◆ What to produce: Provide nothing beyond the count of lines that include the string "Подготовка".

◆ Data to use:
--

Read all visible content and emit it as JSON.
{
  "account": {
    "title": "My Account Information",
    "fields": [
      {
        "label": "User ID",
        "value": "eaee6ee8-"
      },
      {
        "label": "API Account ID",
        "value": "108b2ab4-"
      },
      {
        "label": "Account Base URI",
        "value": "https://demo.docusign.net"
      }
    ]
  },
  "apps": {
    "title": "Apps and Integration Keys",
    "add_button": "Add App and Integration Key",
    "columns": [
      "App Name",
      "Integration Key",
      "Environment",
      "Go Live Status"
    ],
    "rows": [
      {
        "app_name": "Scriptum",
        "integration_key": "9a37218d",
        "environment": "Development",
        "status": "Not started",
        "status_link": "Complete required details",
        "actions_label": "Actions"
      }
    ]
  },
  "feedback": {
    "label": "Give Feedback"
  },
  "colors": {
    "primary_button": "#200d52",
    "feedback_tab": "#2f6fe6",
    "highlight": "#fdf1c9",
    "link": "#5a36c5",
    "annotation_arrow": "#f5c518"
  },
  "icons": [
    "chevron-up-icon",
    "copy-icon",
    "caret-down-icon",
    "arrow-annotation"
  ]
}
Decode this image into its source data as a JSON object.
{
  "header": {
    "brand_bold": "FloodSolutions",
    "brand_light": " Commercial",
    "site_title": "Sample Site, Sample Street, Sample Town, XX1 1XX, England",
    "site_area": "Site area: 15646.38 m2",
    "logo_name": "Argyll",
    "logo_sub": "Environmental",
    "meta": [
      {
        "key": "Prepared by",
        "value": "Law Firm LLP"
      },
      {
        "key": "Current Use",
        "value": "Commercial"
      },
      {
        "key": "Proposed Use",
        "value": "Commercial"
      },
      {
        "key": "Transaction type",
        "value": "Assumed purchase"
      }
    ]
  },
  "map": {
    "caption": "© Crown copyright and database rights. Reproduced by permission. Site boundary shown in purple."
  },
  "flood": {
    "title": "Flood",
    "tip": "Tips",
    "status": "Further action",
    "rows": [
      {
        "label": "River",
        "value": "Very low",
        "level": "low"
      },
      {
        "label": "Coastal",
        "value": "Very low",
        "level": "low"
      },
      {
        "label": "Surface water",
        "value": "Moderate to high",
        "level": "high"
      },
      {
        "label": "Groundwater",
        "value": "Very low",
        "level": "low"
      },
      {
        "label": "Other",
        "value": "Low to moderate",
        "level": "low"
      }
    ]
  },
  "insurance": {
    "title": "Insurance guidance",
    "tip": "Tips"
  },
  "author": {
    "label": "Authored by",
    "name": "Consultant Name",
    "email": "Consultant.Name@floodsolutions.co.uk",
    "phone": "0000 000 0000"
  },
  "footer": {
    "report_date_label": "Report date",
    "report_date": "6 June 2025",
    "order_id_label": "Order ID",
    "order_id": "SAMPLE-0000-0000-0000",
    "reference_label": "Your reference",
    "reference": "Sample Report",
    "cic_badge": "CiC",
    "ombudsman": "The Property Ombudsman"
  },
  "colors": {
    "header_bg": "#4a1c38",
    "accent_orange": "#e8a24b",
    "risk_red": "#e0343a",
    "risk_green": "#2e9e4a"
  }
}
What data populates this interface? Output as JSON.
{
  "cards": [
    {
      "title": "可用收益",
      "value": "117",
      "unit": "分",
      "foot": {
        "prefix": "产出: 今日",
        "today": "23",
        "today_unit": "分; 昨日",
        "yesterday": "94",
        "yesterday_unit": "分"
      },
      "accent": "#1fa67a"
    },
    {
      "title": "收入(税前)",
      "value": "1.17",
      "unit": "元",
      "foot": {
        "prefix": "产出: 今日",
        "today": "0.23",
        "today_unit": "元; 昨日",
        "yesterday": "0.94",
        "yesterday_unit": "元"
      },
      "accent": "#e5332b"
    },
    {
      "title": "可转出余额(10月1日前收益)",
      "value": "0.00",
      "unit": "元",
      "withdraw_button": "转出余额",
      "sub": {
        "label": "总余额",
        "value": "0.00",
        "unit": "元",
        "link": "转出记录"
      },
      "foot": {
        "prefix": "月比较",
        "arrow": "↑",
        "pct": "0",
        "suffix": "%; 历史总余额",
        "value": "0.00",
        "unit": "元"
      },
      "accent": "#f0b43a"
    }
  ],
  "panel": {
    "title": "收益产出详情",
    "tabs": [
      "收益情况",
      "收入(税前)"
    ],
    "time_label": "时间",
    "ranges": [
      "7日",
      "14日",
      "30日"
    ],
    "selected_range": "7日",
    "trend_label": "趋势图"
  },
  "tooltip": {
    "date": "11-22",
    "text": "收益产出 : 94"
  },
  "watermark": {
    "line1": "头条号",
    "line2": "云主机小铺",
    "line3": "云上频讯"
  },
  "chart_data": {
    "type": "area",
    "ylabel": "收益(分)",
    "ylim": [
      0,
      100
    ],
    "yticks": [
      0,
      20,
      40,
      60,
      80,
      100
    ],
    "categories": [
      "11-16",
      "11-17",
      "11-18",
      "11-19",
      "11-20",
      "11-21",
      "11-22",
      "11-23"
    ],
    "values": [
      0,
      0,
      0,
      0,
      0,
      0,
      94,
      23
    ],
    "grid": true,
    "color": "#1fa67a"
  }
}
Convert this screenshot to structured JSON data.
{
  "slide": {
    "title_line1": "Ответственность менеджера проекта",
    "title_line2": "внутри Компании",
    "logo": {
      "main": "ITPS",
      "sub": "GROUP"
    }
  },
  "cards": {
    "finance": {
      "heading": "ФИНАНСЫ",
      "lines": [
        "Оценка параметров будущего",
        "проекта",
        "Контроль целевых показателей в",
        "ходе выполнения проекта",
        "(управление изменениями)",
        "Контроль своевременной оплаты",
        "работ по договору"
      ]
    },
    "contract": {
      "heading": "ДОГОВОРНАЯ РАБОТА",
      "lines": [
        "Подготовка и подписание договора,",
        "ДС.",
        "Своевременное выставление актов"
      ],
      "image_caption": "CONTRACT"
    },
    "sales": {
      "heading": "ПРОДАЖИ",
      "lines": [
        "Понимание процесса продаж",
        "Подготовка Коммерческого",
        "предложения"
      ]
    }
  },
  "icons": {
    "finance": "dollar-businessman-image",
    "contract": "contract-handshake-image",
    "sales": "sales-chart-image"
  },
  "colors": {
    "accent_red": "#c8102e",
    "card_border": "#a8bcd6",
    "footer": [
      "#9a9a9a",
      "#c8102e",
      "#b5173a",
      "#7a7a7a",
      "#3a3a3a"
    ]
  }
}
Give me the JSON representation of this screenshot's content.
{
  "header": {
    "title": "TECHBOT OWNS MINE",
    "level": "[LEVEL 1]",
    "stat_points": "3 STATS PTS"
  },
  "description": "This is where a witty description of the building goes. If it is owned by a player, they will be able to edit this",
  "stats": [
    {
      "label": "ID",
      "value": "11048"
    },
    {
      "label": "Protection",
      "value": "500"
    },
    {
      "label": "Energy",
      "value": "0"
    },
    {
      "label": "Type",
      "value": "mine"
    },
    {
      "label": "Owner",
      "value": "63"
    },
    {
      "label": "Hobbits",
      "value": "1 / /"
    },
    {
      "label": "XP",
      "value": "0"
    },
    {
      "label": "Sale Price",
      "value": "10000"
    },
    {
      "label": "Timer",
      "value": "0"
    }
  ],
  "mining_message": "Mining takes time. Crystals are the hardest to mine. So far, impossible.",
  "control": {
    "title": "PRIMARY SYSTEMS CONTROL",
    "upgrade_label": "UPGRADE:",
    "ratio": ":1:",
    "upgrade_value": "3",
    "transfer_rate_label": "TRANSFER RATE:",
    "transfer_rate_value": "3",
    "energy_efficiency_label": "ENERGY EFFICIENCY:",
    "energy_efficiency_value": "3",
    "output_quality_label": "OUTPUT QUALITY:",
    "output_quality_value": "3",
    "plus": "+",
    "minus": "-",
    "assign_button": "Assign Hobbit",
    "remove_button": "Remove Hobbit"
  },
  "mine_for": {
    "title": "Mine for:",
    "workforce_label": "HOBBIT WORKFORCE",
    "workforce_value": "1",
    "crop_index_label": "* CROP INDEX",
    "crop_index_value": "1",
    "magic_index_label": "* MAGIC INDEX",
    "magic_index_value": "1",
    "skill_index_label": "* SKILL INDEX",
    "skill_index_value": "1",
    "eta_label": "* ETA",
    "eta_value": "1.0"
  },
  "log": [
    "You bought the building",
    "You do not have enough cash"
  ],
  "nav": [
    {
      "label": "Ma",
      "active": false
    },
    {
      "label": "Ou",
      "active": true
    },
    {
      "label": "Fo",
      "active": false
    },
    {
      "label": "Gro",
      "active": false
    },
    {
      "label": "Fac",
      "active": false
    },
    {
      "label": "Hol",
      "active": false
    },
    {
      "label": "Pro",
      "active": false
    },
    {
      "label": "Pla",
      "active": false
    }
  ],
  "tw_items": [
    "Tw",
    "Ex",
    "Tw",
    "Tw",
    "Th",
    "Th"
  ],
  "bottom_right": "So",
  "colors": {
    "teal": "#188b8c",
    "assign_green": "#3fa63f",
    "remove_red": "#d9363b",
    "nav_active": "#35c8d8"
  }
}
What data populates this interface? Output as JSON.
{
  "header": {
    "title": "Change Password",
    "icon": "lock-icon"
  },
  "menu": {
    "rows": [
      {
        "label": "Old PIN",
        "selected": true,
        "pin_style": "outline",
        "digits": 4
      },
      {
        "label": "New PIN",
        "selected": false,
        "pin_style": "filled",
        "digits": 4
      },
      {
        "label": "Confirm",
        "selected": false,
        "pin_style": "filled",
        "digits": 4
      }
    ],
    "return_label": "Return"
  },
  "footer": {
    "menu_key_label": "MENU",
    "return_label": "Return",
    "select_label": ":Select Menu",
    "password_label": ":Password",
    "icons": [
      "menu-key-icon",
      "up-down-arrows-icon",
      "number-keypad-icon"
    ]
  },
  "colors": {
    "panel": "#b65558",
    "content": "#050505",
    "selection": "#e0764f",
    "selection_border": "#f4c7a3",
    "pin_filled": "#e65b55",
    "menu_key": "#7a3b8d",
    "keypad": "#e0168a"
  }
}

--

◆ Complete response: 2